▶ **Goal**: Return the records below from the line containing "Give me the" onward, exactly, through and including the last line.

§

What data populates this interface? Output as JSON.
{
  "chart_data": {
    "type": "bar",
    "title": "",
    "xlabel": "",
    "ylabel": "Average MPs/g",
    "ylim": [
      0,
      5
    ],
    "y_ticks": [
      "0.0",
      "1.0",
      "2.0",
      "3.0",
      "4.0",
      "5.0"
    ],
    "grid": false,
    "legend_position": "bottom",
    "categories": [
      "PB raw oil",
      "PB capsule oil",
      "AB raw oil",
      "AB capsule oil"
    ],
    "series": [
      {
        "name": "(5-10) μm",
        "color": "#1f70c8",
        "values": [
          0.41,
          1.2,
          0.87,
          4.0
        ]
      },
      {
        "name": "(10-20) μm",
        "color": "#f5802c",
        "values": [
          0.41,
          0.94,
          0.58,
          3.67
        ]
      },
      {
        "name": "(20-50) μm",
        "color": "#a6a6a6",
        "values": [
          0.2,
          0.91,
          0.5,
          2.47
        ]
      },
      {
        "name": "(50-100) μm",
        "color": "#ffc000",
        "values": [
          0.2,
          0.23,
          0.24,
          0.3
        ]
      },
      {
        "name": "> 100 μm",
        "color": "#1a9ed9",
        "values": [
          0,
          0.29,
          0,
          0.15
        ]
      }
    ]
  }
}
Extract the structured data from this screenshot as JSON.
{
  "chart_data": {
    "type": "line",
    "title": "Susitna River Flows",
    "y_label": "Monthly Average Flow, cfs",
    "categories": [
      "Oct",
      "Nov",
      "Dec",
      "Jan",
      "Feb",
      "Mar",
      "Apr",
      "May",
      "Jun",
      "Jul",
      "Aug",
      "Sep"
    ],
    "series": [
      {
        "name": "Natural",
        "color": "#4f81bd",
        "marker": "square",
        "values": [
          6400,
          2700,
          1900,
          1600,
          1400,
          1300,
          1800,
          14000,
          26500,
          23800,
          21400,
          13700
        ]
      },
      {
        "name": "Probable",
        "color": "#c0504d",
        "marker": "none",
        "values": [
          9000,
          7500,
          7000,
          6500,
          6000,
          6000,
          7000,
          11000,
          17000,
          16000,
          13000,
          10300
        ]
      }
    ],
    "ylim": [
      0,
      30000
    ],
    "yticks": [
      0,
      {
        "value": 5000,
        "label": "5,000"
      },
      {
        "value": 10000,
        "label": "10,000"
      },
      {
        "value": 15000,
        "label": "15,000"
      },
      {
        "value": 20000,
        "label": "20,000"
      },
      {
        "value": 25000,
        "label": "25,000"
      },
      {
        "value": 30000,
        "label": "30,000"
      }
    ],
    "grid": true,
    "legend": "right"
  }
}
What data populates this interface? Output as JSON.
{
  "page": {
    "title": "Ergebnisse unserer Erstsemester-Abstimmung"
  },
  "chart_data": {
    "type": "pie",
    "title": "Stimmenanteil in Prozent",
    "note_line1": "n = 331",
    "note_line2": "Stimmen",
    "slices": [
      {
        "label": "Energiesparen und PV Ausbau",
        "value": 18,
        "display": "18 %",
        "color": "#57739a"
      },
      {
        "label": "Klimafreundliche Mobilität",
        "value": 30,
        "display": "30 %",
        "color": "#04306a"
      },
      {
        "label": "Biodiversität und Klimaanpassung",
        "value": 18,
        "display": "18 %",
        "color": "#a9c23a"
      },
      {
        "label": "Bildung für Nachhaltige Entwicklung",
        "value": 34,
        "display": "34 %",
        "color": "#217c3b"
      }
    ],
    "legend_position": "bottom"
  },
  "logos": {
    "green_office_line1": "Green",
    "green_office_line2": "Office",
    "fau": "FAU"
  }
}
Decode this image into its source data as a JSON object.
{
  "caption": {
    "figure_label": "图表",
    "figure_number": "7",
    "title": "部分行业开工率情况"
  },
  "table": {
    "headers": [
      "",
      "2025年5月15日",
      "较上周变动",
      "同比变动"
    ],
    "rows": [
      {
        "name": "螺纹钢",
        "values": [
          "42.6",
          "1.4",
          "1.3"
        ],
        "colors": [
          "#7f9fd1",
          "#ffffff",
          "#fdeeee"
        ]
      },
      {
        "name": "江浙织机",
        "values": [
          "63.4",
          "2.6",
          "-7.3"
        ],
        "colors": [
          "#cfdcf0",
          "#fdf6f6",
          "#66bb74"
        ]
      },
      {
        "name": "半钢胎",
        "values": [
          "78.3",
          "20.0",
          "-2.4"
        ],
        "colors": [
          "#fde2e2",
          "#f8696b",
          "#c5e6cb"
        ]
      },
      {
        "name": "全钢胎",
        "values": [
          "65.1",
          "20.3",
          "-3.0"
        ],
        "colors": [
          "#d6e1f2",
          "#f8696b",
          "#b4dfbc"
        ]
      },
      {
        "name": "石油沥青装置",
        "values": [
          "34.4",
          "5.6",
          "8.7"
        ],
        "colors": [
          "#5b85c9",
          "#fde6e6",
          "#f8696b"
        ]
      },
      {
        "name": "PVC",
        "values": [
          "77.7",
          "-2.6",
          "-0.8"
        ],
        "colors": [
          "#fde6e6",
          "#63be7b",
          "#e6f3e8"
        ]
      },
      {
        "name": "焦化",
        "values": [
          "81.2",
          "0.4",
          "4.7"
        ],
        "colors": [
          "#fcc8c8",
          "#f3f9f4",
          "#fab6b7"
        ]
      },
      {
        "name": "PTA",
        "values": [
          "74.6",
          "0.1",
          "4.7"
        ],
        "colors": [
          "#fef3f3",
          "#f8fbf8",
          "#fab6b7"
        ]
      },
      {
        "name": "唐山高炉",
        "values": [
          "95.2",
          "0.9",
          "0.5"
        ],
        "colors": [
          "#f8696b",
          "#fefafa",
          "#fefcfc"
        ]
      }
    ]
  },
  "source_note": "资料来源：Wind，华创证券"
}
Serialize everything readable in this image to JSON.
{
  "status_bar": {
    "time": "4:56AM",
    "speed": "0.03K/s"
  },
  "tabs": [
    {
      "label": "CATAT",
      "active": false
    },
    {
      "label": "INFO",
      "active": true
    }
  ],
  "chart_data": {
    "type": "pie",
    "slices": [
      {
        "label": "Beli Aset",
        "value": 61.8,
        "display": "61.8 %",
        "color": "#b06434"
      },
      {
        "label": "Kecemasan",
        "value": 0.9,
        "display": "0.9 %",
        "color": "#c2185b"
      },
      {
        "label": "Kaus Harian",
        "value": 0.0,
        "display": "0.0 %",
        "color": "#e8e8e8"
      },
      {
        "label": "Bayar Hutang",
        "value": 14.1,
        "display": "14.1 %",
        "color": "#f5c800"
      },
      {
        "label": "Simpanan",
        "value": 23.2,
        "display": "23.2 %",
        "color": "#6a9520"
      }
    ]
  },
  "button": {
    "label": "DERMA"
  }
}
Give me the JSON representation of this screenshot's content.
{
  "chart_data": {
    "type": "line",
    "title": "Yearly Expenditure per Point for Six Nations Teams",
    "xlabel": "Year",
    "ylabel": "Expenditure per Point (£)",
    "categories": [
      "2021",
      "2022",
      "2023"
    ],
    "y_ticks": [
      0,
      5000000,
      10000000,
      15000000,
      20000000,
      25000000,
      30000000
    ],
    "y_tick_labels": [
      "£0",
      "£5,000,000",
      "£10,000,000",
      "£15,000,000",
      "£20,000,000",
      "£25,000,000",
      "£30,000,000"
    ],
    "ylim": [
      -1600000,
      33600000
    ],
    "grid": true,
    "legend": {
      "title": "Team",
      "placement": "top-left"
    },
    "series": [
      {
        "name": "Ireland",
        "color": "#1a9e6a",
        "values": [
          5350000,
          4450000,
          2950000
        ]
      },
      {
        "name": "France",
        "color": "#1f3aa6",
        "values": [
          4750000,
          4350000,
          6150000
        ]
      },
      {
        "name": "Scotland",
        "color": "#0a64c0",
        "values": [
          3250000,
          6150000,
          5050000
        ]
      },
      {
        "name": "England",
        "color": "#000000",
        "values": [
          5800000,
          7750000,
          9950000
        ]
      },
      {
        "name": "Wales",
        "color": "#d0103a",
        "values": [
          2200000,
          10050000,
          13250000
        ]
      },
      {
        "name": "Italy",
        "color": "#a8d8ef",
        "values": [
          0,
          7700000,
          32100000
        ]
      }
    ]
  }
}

§

▶ **Answer for this exercise**:
Give me the JSON representation of this screenshot's content.
{
  "chart_data": {
    "type": "line",
    "title": "Yearly Expenditure per Point for Six Nations Teams",
    "xlabel": "Year",
    "ylabel": "Expenditure per Point (£)",
    "categories": [
      "2021",
      "2022",
      "2023"
    ],
    "y_ticks": [
      0,
      5000000,
      10000000,
      15000000,
      20000000,
      25000000,
      30000000
    ],
    "y_tick_labels": [
      "£0",
      "£5,000,000",
      "£10,000,000",
      "£15,000,000",
      "£20,000,000",
      "£25,000,000",
      "£30,000,000"
    ],
    "ylim": [
      -1600000,
      33600000
    ],
    "grid": true,
    "legend": {
      "title": "Team",
      "placement": "top-left"
    },
    "series": [
      {
        "name": "Ireland",
        "color": "#1a9e6a",
        "values": [
          5350000,
          4450000,
          2950000
        ]
      },
      {
        "name": "France",
        "color": "#1f3aa6",
        "values": [
          4750000,
          4350000,
          6150000
        ]
      },
      {
        "name": "Scotland",
        "color": "#0a64c0",
        "values": [
          3250000,
          6150000,
          5050000
        ]
      },
      {
        "name": "England",
        "color": "#000000",
        "values": [
          5800000,
          7750000,
          9950000
        ]
      },
      {
        "name": "Wales",
        "color": "#d0103a",
        "values": [
          2200000,
          10050000,
          13250000
        ]
      },
      {
        "name": "Italy",
        "color": "#a8d8ef",
        "values": [
          0,
          7700000,
          32100000
        ]
      }
    ]
  }
}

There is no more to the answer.